*DIRECTIVE*
Find the lines that hold the word "void" and return them.

*RAW DATA*
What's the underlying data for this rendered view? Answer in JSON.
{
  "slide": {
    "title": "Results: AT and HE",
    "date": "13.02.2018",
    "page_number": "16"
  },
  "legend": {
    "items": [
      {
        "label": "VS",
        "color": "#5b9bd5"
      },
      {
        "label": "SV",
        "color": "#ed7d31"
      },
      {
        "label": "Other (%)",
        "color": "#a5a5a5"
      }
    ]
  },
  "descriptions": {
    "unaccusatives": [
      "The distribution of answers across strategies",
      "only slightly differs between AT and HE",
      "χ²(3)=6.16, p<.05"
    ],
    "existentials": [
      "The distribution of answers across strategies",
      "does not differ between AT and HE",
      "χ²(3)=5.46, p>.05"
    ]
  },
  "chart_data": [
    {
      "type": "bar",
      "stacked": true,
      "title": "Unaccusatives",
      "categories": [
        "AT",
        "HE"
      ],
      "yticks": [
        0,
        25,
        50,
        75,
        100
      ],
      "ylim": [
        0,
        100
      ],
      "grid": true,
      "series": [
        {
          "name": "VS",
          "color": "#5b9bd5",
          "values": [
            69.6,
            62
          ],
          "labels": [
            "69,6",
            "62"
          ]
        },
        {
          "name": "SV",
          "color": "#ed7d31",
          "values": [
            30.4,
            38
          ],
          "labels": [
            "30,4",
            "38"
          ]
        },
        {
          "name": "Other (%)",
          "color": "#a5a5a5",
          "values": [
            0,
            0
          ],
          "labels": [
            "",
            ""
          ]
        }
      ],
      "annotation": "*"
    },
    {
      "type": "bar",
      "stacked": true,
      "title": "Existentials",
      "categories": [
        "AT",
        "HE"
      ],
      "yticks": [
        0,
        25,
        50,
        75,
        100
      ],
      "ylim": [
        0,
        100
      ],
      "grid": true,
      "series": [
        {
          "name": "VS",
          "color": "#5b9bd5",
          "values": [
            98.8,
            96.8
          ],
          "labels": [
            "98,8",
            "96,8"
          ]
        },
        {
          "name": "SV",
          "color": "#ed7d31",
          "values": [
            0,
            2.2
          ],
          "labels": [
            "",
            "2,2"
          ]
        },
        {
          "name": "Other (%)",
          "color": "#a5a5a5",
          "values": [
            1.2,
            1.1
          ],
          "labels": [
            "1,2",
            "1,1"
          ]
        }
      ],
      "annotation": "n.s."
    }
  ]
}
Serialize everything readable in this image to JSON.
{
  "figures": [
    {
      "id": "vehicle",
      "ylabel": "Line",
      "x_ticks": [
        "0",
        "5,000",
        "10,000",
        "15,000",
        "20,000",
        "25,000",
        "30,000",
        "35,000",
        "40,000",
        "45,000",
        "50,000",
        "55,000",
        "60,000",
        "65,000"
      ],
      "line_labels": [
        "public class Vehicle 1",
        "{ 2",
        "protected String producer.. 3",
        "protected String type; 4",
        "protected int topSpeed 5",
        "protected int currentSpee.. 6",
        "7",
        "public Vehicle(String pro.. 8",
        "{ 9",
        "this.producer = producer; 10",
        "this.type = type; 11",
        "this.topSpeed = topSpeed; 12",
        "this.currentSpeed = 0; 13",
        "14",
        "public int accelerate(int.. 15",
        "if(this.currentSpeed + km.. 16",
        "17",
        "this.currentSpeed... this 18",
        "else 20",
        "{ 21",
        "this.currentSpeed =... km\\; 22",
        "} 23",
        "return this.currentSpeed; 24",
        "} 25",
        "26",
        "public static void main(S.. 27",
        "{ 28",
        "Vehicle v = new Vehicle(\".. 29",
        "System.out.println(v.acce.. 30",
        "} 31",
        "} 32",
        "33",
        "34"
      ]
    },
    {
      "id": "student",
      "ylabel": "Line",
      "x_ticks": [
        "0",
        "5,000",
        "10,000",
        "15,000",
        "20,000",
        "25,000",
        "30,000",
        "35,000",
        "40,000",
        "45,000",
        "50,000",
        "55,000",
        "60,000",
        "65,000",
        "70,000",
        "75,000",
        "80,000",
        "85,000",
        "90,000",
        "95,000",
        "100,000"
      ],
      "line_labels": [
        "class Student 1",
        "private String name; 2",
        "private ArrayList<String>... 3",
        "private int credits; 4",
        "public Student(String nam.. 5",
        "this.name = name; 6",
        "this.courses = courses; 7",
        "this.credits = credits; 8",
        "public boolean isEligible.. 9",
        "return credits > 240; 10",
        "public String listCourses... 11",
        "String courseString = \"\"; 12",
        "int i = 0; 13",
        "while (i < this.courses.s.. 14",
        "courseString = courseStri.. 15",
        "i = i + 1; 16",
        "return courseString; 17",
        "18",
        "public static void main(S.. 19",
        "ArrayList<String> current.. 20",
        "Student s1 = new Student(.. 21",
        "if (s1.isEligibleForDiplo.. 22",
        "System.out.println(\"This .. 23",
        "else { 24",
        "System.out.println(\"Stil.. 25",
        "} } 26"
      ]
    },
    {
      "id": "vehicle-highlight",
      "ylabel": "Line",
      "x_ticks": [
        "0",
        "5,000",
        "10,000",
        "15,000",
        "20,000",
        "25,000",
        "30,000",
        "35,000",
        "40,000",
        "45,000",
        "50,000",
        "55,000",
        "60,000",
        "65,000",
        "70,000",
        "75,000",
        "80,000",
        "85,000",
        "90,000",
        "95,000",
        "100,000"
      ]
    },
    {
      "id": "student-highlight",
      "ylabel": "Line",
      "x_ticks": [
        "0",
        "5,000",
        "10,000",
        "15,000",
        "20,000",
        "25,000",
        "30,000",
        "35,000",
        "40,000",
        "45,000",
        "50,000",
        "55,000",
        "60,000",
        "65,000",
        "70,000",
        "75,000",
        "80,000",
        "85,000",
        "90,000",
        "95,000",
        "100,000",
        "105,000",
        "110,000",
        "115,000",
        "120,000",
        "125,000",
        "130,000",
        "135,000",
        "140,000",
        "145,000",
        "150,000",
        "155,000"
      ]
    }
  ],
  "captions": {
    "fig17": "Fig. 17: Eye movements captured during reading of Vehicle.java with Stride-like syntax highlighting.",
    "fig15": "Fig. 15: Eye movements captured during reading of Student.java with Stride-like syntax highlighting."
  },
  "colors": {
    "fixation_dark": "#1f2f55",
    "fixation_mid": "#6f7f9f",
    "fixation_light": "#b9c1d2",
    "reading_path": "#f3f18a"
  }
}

*ANSWER FOR THE TASK*
        "public static void main(S.. 27",
        "public static void main(S.. 19",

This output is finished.